Problem to work on: In the listing below, locate the lines bearing the word "title". Copy every one of them.

══════════

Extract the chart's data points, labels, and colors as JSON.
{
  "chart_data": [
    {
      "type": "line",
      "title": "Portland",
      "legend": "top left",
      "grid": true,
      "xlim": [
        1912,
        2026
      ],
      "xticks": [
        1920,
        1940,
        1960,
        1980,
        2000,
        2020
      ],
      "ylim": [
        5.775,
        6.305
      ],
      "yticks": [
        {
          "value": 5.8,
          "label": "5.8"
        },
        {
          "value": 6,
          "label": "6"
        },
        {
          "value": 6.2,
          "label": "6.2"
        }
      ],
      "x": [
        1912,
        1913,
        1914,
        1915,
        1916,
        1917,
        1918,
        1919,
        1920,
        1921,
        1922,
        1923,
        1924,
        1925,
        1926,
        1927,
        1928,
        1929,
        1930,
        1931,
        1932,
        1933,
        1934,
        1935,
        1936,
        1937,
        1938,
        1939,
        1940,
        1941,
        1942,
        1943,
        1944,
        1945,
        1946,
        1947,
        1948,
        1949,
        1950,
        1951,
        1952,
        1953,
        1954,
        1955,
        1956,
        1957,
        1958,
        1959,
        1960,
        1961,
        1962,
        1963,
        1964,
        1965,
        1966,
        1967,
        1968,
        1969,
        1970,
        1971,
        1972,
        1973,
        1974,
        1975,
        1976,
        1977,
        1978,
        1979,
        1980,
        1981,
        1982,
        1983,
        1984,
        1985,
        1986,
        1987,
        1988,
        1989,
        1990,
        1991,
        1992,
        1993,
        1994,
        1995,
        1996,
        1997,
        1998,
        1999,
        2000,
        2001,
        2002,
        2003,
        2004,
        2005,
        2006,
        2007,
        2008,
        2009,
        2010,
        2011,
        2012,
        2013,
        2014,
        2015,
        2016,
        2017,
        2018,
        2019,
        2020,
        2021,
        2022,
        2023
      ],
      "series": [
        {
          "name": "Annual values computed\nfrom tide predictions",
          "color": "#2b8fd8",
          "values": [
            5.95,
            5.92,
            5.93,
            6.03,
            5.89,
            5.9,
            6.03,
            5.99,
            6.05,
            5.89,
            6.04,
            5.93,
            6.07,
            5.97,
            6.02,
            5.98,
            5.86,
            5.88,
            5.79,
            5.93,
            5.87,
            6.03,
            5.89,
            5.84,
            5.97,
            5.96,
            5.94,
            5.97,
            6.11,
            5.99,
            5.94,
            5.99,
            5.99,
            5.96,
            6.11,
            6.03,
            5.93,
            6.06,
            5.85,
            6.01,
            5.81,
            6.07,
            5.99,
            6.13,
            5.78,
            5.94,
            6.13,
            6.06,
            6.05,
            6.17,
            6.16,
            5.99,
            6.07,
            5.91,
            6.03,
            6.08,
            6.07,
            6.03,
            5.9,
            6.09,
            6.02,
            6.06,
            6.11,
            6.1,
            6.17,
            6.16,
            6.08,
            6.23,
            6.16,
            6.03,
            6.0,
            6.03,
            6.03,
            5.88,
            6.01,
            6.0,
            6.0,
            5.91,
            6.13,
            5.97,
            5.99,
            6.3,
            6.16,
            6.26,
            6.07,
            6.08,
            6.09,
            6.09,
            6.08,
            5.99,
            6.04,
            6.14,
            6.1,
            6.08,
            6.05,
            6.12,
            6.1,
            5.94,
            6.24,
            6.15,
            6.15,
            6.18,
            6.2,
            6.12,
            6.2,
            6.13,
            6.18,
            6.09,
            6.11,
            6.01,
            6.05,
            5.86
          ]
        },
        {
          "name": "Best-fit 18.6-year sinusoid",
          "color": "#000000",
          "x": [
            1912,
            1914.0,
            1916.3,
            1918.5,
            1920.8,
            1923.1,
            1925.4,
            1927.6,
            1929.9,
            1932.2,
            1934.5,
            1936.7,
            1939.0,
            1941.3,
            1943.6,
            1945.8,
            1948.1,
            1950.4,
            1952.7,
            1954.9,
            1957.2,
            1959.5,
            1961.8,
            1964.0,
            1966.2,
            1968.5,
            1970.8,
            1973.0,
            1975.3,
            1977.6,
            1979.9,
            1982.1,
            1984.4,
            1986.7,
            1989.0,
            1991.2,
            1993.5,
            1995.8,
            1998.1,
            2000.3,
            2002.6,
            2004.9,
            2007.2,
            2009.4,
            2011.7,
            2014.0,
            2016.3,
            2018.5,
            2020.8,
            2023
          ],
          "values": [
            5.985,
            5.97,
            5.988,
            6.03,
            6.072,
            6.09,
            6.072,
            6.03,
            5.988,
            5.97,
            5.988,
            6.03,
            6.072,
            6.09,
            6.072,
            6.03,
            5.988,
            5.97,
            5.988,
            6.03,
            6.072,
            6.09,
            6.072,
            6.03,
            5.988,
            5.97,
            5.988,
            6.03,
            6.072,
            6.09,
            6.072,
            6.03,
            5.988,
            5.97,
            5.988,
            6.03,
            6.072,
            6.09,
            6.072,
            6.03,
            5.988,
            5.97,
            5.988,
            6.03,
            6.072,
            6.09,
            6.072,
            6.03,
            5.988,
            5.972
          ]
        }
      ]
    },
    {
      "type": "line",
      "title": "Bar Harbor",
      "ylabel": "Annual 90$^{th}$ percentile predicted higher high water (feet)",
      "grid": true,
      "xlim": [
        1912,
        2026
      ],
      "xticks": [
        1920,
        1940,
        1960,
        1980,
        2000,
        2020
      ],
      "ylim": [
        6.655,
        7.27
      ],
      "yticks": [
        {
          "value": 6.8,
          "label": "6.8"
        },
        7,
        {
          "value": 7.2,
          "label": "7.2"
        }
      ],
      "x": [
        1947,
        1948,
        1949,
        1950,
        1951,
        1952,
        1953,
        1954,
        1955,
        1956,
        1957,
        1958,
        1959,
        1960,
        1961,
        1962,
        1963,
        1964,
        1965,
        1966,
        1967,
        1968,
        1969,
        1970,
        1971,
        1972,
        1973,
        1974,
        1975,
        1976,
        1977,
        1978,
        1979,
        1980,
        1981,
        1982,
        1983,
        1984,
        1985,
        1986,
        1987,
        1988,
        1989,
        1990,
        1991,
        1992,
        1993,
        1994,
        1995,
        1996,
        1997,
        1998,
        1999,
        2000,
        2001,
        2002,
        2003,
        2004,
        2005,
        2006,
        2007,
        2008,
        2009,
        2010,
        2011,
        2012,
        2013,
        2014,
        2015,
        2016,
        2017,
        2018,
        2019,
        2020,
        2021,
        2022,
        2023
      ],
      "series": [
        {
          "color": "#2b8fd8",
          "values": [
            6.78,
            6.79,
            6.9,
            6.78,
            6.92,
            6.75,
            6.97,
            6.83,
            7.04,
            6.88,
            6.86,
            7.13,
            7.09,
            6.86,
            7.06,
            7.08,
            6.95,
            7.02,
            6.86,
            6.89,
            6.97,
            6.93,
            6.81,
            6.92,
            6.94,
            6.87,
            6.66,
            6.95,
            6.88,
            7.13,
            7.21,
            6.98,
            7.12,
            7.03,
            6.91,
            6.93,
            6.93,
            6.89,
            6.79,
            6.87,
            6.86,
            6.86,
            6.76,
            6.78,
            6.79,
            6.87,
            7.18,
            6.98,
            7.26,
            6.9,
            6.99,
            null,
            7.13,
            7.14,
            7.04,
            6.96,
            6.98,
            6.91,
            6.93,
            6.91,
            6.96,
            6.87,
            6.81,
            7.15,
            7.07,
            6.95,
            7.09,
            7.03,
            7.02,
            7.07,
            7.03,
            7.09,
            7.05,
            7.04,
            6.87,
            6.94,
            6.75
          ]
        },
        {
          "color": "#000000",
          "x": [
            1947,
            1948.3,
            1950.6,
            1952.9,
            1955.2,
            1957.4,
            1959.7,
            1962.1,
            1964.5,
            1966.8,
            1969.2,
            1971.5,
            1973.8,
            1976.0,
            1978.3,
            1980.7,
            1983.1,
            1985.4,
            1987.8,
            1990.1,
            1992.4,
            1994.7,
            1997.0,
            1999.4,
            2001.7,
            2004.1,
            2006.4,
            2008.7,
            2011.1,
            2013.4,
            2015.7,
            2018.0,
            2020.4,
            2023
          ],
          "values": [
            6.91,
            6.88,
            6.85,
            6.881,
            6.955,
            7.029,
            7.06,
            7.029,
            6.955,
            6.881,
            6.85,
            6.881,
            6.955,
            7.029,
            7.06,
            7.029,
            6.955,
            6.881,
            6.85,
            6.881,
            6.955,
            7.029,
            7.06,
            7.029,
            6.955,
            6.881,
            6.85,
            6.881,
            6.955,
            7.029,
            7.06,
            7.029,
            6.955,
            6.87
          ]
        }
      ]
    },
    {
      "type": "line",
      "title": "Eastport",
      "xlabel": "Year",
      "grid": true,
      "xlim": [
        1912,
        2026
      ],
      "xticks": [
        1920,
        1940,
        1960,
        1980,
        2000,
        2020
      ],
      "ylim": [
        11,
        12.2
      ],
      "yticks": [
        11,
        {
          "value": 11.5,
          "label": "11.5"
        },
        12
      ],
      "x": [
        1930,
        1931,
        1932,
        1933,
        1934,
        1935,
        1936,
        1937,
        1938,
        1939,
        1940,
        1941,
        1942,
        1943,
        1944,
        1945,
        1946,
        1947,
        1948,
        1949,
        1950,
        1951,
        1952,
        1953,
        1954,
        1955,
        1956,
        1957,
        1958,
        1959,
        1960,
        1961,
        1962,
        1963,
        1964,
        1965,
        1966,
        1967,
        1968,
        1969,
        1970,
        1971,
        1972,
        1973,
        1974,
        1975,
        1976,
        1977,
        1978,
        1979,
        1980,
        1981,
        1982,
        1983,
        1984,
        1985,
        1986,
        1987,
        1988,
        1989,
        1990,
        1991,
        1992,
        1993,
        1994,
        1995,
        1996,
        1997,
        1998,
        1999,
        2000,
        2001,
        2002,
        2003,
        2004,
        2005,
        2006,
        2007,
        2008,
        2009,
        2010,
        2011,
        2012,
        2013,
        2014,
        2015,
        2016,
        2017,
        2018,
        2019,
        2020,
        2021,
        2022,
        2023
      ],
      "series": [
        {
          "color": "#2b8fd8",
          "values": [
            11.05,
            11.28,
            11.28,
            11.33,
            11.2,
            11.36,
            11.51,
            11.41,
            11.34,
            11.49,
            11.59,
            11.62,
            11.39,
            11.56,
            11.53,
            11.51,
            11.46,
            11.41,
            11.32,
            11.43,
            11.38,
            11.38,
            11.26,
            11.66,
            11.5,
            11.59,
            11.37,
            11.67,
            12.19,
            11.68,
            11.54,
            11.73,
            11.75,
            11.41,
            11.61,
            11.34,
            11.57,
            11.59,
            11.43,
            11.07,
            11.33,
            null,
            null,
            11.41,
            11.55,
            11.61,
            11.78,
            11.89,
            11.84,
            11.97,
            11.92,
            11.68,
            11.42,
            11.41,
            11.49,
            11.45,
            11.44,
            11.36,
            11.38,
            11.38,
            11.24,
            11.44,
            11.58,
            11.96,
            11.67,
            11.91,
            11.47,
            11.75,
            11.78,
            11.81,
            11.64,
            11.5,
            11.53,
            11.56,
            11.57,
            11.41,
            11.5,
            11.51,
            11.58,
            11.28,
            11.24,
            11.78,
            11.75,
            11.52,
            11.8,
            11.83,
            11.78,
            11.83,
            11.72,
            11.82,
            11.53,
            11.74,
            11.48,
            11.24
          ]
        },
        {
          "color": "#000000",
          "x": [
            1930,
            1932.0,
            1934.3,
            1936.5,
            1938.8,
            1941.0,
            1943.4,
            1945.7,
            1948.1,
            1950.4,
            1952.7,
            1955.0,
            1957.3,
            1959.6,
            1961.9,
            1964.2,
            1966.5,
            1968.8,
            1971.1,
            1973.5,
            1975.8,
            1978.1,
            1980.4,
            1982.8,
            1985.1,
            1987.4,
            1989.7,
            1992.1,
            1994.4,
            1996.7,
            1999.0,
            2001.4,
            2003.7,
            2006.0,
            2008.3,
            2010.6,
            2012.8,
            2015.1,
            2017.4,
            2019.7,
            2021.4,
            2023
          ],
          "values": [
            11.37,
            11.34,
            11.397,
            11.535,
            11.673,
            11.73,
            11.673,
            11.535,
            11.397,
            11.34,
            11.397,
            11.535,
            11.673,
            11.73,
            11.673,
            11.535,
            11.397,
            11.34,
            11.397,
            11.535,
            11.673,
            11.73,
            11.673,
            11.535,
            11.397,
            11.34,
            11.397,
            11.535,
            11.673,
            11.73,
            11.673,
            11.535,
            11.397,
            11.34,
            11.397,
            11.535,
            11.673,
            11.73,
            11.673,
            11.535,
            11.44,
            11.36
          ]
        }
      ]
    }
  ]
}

══════════

Completed task:
      "title": "Portland",
      "title": "Bar Harbor",
      "title": "Eastport",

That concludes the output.